* **Source data**:
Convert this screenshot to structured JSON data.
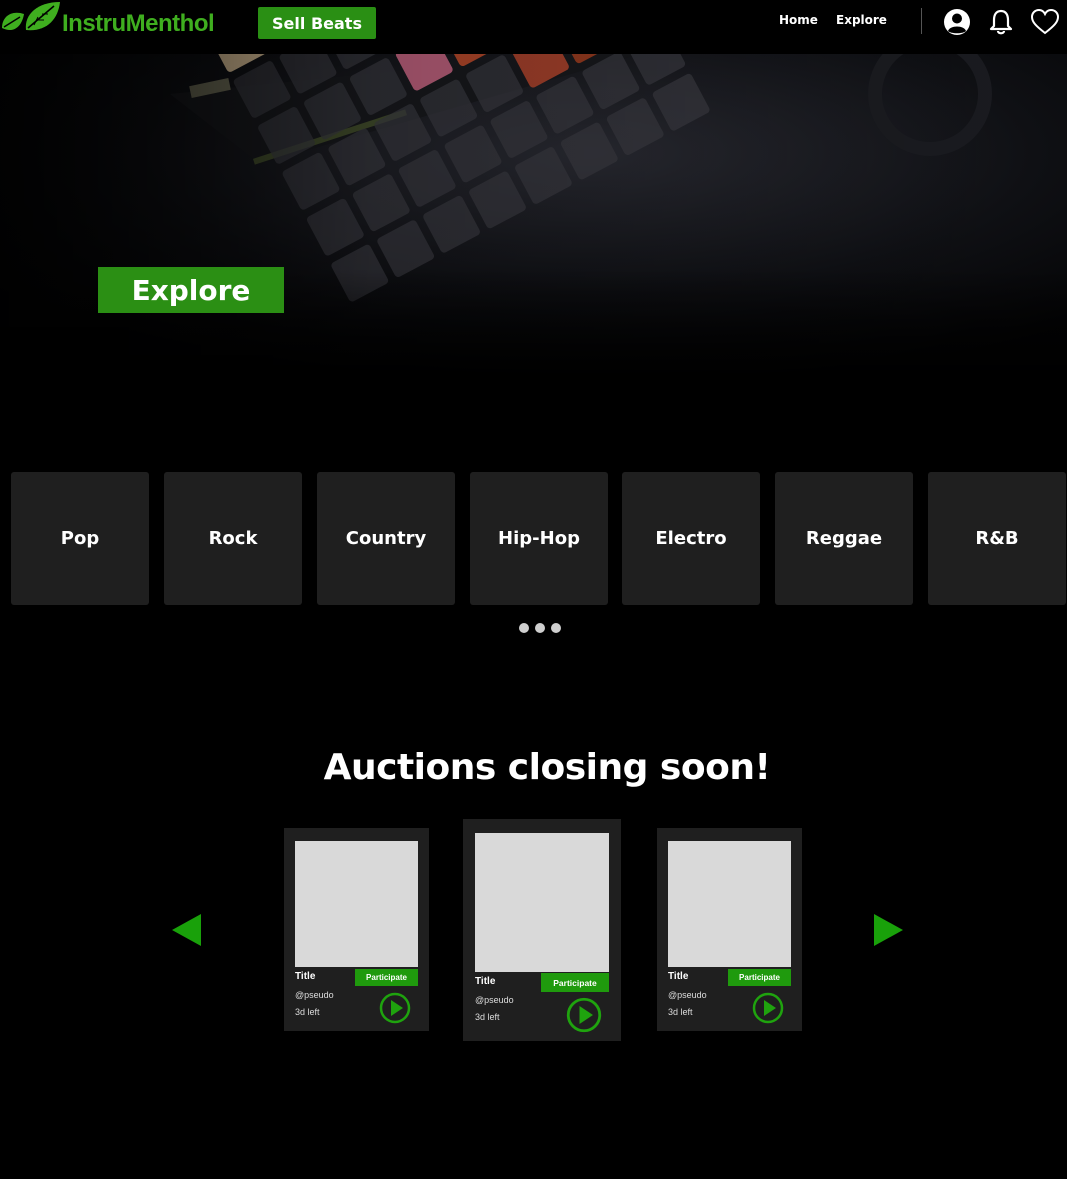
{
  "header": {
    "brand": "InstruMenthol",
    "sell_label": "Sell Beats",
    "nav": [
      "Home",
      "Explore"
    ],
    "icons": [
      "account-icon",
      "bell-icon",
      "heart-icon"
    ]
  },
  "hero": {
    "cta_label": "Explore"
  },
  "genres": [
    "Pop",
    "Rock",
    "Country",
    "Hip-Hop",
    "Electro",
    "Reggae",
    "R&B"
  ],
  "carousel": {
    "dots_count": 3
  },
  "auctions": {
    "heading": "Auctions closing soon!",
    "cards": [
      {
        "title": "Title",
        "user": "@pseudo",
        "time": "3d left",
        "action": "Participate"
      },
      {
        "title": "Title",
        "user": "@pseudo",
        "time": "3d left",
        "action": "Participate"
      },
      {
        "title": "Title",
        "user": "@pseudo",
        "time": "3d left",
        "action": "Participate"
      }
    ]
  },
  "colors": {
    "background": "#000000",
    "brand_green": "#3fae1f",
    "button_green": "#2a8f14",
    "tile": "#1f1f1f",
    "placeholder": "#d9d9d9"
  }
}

* **Stated problem**: Make an exact copy of the whole listing, but don't bring over any pictures.

* **Full answer**:
Convert this screenshot to structured JSON data.
{
  "header": {
    "brand": "InstruMenthol",
    "sell_label": "Sell Beats",
    "nav": [
      "Home",
      "Explore"
    ],
    "icons": [
      "account-icon",
      "bell-icon",
      "heart-icon"
    ]
  },
  "hero": {
    "cta_label": "Explore"
  },
  "genres": [
    "Pop",
    "Rock",
    "Country",
    "Hip-Hop",
    "Electro",
    "Reggae",
    "R&B"
  ],
  "carousel": {
    "dots_count": 3
  },
  "auctions": {
    "heading": "Auctions closing soon!",
    "cards": [
      {
        "title": "Title",
        "user": "@pseudo",
        "time": "3d left",
        "action": "Participate"
      },
      {
        "title": "Title",
        "user": "@pseudo",
        "time": "3d left",
        "action": "Participate"
      },
      {
        "title": "Title",
        "user": "@pseudo",
        "time": "3d left",
        "action": "Participate"
      }
    ]
  },
  "colors": {
    "background": "#000000",
    "brand_green": "#3fae1f",
    "button_green": "#2a8f14",
    "tile": "#1f1f1f",
    "placeholder": "#d9d9d9"
  }
}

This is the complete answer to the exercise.